→ **Extracted records**
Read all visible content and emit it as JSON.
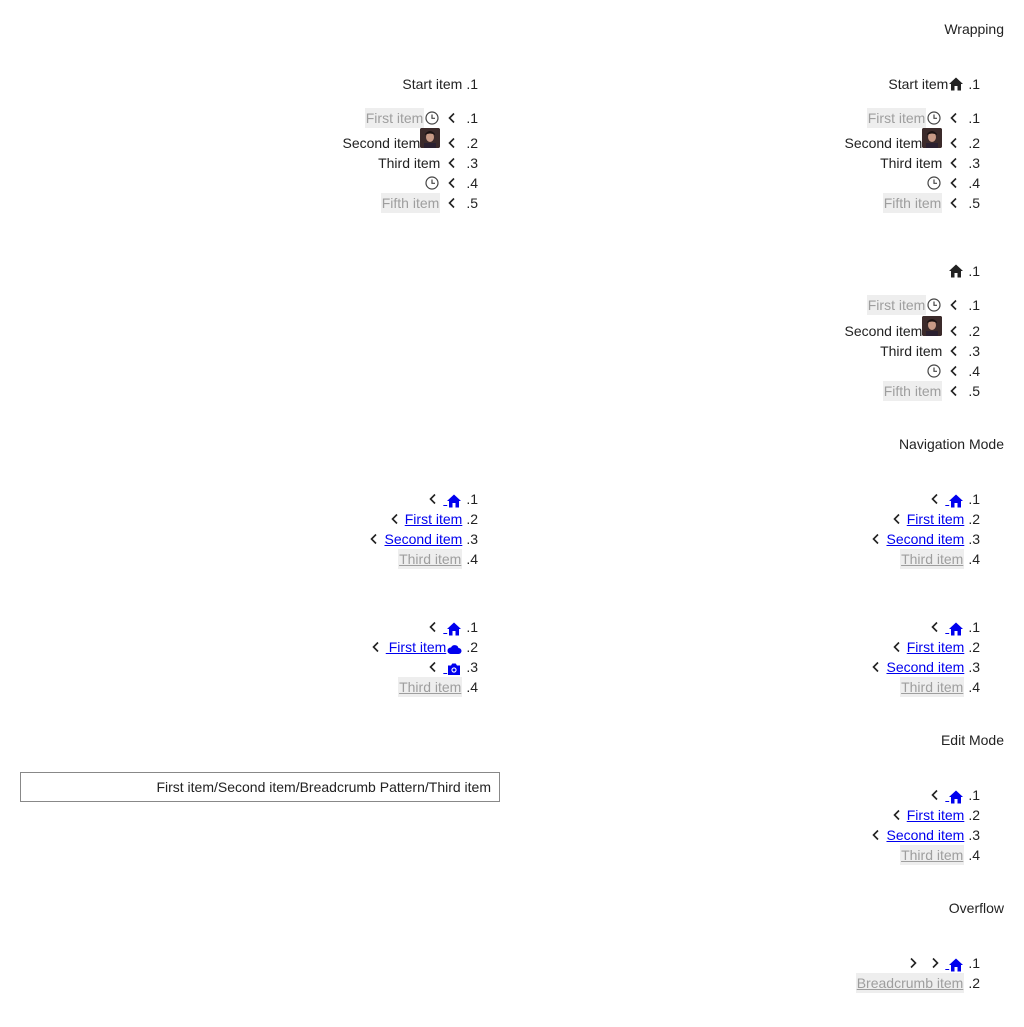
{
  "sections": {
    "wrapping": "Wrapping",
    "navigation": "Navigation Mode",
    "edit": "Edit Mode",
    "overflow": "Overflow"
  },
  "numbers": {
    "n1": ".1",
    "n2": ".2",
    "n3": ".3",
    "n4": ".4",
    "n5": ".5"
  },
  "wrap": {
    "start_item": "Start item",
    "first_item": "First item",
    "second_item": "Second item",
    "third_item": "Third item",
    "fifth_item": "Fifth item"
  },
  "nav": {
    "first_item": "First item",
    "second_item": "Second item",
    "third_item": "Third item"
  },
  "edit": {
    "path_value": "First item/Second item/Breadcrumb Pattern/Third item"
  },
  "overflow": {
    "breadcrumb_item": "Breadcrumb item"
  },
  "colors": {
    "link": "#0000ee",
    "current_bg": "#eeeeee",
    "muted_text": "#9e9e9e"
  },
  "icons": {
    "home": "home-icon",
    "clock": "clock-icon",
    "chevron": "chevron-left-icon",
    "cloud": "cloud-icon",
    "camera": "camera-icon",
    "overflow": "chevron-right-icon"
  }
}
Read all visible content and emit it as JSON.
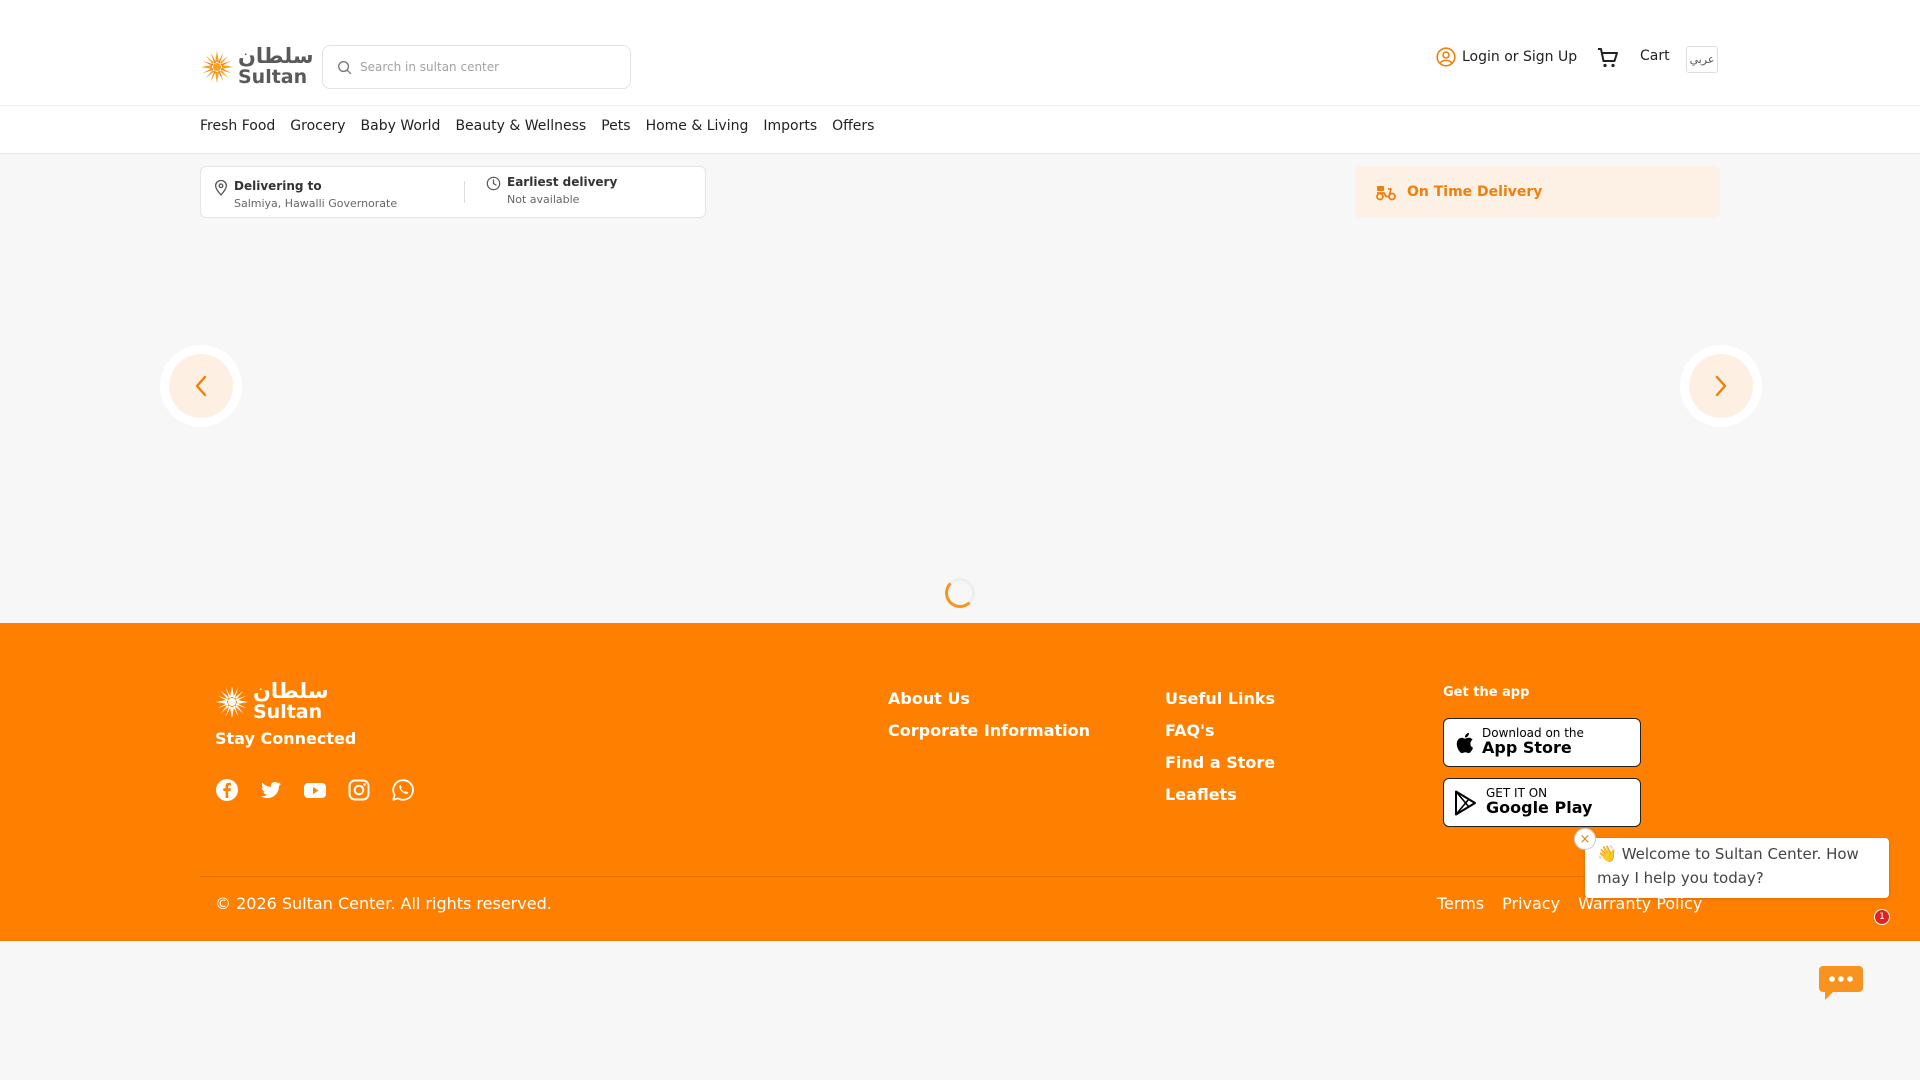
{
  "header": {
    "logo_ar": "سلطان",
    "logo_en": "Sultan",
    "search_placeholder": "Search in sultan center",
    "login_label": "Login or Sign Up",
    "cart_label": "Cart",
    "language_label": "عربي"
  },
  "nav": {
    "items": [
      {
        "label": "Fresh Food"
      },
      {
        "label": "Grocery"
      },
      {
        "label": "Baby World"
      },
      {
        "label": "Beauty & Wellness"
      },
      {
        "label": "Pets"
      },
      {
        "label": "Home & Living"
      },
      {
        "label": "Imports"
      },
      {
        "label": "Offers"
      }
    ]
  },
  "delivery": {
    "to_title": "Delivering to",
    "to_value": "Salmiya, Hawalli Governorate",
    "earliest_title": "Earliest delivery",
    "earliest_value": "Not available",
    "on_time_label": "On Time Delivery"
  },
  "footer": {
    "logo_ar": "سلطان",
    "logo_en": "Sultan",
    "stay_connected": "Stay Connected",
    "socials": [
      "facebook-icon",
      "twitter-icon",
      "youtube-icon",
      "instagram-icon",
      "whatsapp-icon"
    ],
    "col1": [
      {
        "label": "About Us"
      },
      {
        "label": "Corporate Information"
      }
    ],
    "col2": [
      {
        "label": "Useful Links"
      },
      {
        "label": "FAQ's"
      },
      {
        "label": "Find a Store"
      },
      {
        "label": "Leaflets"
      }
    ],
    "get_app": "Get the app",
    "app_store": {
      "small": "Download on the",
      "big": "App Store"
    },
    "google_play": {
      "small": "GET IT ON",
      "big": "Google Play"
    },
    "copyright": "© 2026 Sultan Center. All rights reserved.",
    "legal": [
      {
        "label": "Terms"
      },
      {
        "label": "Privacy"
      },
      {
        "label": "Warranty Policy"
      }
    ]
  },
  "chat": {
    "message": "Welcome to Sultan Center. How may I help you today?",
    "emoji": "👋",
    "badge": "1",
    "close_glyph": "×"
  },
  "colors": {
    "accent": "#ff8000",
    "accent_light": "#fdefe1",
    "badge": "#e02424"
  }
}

--

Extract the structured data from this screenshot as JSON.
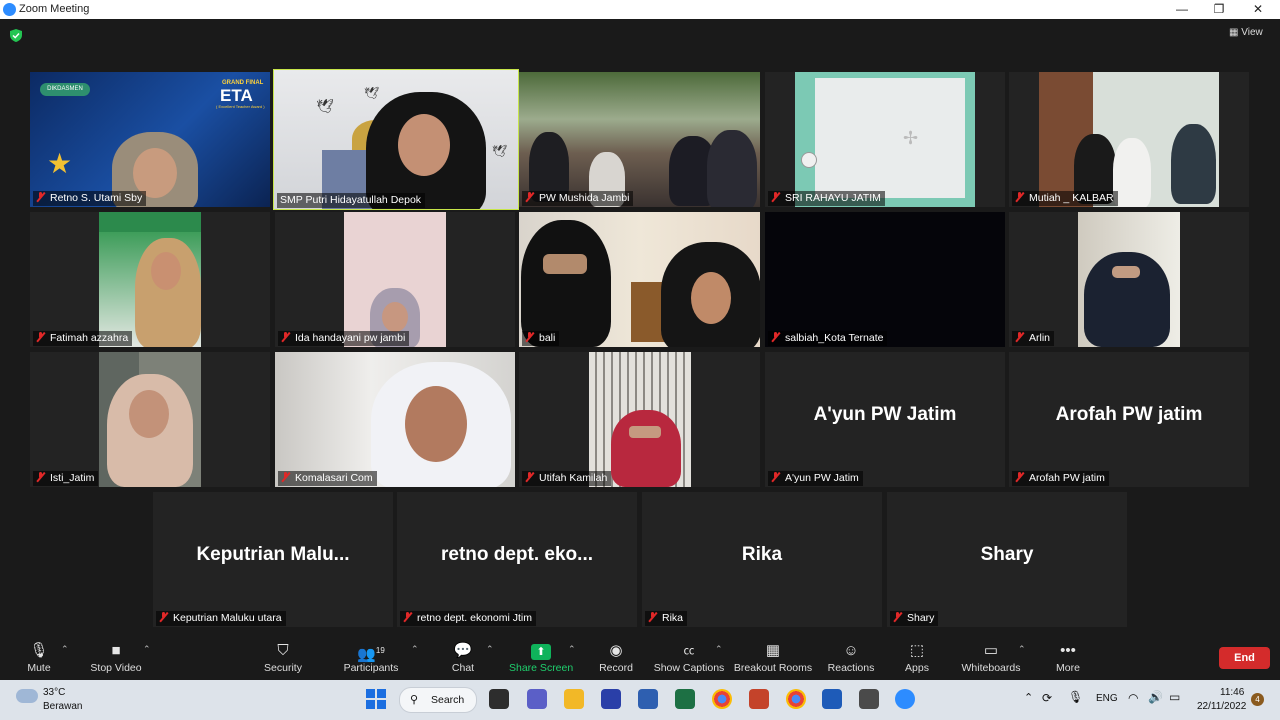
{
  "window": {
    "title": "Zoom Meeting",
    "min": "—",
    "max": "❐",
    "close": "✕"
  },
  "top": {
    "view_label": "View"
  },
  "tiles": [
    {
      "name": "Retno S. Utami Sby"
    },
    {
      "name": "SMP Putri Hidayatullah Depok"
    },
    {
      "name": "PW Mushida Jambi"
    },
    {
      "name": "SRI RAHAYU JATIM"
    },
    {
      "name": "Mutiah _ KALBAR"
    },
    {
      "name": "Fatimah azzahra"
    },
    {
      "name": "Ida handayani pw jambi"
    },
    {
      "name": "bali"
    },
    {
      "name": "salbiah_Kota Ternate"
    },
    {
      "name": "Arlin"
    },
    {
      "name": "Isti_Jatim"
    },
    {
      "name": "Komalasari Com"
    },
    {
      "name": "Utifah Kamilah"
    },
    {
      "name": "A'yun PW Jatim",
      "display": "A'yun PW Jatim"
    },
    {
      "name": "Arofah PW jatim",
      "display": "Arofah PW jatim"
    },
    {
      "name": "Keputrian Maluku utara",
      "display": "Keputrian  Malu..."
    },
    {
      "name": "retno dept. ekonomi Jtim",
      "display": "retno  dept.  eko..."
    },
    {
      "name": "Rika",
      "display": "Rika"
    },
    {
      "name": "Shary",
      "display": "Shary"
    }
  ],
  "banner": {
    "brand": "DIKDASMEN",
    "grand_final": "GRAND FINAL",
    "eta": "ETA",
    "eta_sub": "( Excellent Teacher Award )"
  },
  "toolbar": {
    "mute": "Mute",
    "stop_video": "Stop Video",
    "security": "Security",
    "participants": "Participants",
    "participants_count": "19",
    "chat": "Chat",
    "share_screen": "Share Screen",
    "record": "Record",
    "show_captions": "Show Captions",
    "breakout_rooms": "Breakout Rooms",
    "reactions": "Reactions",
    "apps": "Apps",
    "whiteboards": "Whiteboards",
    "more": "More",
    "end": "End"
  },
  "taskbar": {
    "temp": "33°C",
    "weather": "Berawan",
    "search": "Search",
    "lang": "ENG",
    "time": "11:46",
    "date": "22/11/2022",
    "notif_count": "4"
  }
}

---

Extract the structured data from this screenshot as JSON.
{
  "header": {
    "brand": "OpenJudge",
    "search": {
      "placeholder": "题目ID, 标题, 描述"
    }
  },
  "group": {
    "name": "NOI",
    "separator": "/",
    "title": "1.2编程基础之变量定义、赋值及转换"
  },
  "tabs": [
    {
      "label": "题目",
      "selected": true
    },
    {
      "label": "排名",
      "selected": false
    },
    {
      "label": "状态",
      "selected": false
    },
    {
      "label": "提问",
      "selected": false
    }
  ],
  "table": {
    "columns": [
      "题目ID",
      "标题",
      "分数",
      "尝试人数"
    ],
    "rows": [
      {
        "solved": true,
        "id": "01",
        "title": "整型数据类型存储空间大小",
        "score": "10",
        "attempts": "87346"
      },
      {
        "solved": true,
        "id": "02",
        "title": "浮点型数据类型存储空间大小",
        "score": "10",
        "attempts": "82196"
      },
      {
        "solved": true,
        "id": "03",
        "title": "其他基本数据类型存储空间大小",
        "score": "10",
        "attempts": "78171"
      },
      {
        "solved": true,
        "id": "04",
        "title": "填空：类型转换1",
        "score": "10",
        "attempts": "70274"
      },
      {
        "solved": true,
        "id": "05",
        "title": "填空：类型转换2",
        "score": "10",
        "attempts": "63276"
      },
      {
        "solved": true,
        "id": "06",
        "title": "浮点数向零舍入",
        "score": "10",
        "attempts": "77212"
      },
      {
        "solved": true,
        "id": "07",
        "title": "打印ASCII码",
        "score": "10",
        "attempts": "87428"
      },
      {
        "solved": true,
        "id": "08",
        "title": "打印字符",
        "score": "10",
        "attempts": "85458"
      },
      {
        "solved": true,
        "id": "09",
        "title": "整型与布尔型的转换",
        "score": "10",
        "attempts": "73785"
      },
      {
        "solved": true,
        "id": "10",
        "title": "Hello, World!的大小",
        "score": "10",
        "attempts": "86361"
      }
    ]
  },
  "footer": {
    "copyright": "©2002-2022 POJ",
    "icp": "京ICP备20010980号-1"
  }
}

→ **Your task**
Search the entries for the word "Breadcrumb", then list each line that holds it.

→ **Full solution**
    "path_value": "First item/Second item/Breadcrumb Pattern/Third item"
    "breadcrumb_item": "Breadcrumb item"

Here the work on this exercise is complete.